*** Items
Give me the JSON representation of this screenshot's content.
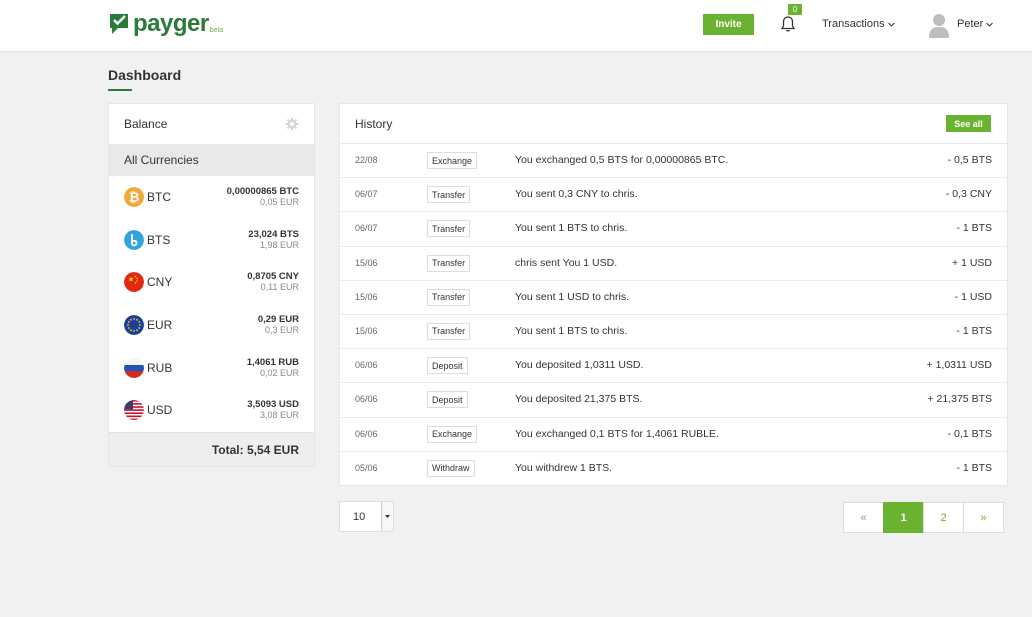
{
  "header": {
    "logo_text": "payger",
    "logo_beta": "beta",
    "invite_label": "Invite",
    "notification_count": "0",
    "transactions_label": "Transactions",
    "user_name": "Peter",
    "brand_color": "#2c7a3a",
    "accent_color": "#6ab330"
  },
  "page": {
    "title": "Dashboard"
  },
  "balance": {
    "title": "Balance",
    "all_currencies_label": "All Currencies",
    "currencies": [
      {
        "code": "BTC",
        "amount": "0,00000865 BTC",
        "eur": "0,05 EUR",
        "icon": "bitcoin-icon"
      },
      {
        "code": "BTS",
        "amount": "23,024 BTS",
        "eur": "1,98 EUR",
        "icon": "bitshares-icon"
      },
      {
        "code": "CNY",
        "amount": "0,8705 CNY",
        "eur": "0,11 EUR",
        "icon": "china-flag-icon"
      },
      {
        "code": "EUR",
        "amount": "0,29 EUR",
        "eur": "0,3 EUR",
        "icon": "eu-flag-icon"
      },
      {
        "code": "RUB",
        "amount": "1,4061 RUB",
        "eur": "0,02 EUR",
        "icon": "russia-flag-icon"
      },
      {
        "code": "USD",
        "amount": "3,5093 USD",
        "eur": "3,08 EUR",
        "icon": "usa-flag-icon"
      }
    ],
    "total_label": "Total: 5,54 EUR"
  },
  "history": {
    "title": "History",
    "see_all_label": "See all",
    "rows": [
      {
        "date": "22/08",
        "type": "Exchange",
        "desc": "You exchanged 0,5 BTS for 0,00000865 BTC.",
        "amount": "- 0,5 BTS"
      },
      {
        "date": "06/07",
        "type": "Transfer",
        "desc": "You sent 0,3 CNY to chris.",
        "amount": "- 0,3 CNY"
      },
      {
        "date": "06/07",
        "type": "Transfer",
        "desc": "You sent 1 BTS to chris.",
        "amount": "- 1 BTS"
      },
      {
        "date": "15/06",
        "type": "Transfer",
        "desc": "chris sent You 1 USD.",
        "amount": "+ 1 USD"
      },
      {
        "date": "15/06",
        "type": "Transfer",
        "desc": "You sent 1 USD to chris.",
        "amount": "- 1 USD"
      },
      {
        "date": "15/06",
        "type": "Transfer",
        "desc": "You sent 1 BTS to chris.",
        "amount": "- 1 BTS"
      },
      {
        "date": "06/06",
        "type": "Deposit",
        "desc": "You deposited 1,0311 USD.",
        "amount": "+ 1,0311 USD"
      },
      {
        "date": "06/06",
        "type": "Deposit",
        "desc": "You deposited 21,375 BTS.",
        "amount": "+ 21,375 BTS"
      },
      {
        "date": "06/06",
        "type": "Exchange",
        "desc": "You exchanged 0,1 BTS for 1,4061 RUBLE.",
        "amount": "- 0,1 BTS"
      },
      {
        "date": "05/06",
        "type": "Withdraw",
        "desc": "You withdrew 1 BTS.",
        "amount": "- 1 BTS"
      }
    ]
  },
  "per_page": {
    "value": "10"
  },
  "pagination": {
    "prev": "«",
    "pages": [
      "1",
      "2"
    ],
    "active_page": "1",
    "next": "»"
  }
}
******
◆ Problem ◆
Print every record above exactly as written, leaving out the pictures.

◆ Reply ◆
Give me the JSON representation of this screenshot's content.
{
  "header": {
    "logo_text": "payger",
    "logo_beta": "beta",
    "invite_label": "Invite",
    "notification_count": "0",
    "transactions_label": "Transactions",
    "user_name": "Peter",
    "brand_color": "#2c7a3a",
    "accent_color": "#6ab330"
  },
  "page": {
    "title": "Dashboard"
  },
  "balance": {
    "title": "Balance",
    "all_currencies_label": "All Currencies",
    "currencies": [
      {
        "code": "BTC",
        "amount": "0,00000865 BTC",
        "eur": "0,05 EUR",
        "icon": "bitcoin-icon"
      },
      {
        "code": "BTS",
        "amount": "23,024 BTS",
        "eur": "1,98 EUR",
        "icon": "bitshares-icon"
      },
      {
        "code": "CNY",
        "amount": "0,8705 CNY",
        "eur": "0,11 EUR",
        "icon": "china-flag-icon"
      },
      {
        "code": "EUR",
        "amount": "0,29 EUR",
        "eur": "0,3 EUR",
        "icon": "eu-flag-icon"
      },
      {
        "code": "RUB",
        "amount": "1,4061 RUB",
        "eur": "0,02 EUR",
        "icon": "russia-flag-icon"
      },
      {
        "code": "USD",
        "amount": "3,5093 USD",
        "eur": "3,08 EUR",
        "icon": "usa-flag-icon"
      }
    ],
    "total_label": "Total: 5,54 EUR"
  },
  "history": {
    "title": "History",
    "see_all_label": "See all",
    "rows": [
      {
        "date": "22/08",
        "type": "Exchange",
        "desc": "You exchanged 0,5 BTS for 0,00000865 BTC.",
        "amount": "- 0,5 BTS"
      },
      {
        "date": "06/07",
        "type": "Transfer",
        "desc": "You sent 0,3 CNY to chris.",
        "amount": "- 0,3 CNY"
      },
      {
        "date": "06/07",
        "type": "Transfer",
        "desc": "You sent 1 BTS to chris.",
        "amount": "- 1 BTS"
      },
      {
        "date": "15/06",
        "type": "Transfer",
        "desc": "chris sent You 1 USD.",
        "amount": "+ 1 USD"
      },
      {
        "date": "15/06",
        "type": "Transfer",
        "desc": "You sent 1 USD to chris.",
        "amount": "- 1 USD"
      },
      {
        "date": "15/06",
        "type": "Transfer",
        "desc": "You sent 1 BTS to chris.",
        "amount": "- 1 BTS"
      },
      {
        "date": "06/06",
        "type": "Deposit",
        "desc": "You deposited 1,0311 USD.",
        "amount": "+ 1,0311 USD"
      },
      {
        "date": "06/06",
        "type": "Deposit",
        "desc": "You deposited 21,375 BTS.",
        "amount": "+ 21,375 BTS"
      },
      {
        "date": "06/06",
        "type": "Exchange",
        "desc": "You exchanged 0,1 BTS for 1,4061 RUBLE.",
        "amount": "- 0,1 BTS"
      },
      {
        "date": "05/06",
        "type": "Withdraw",
        "desc": "You withdrew 1 BTS.",
        "amount": "- 1 BTS"
      }
    ]
  },
  "per_page": {
    "value": "10"
  },
  "pagination": {
    "prev": "«",
    "pages": [
      "1",
      "2"
    ],
    "active_page": "1",
    "next": "»"
  }
}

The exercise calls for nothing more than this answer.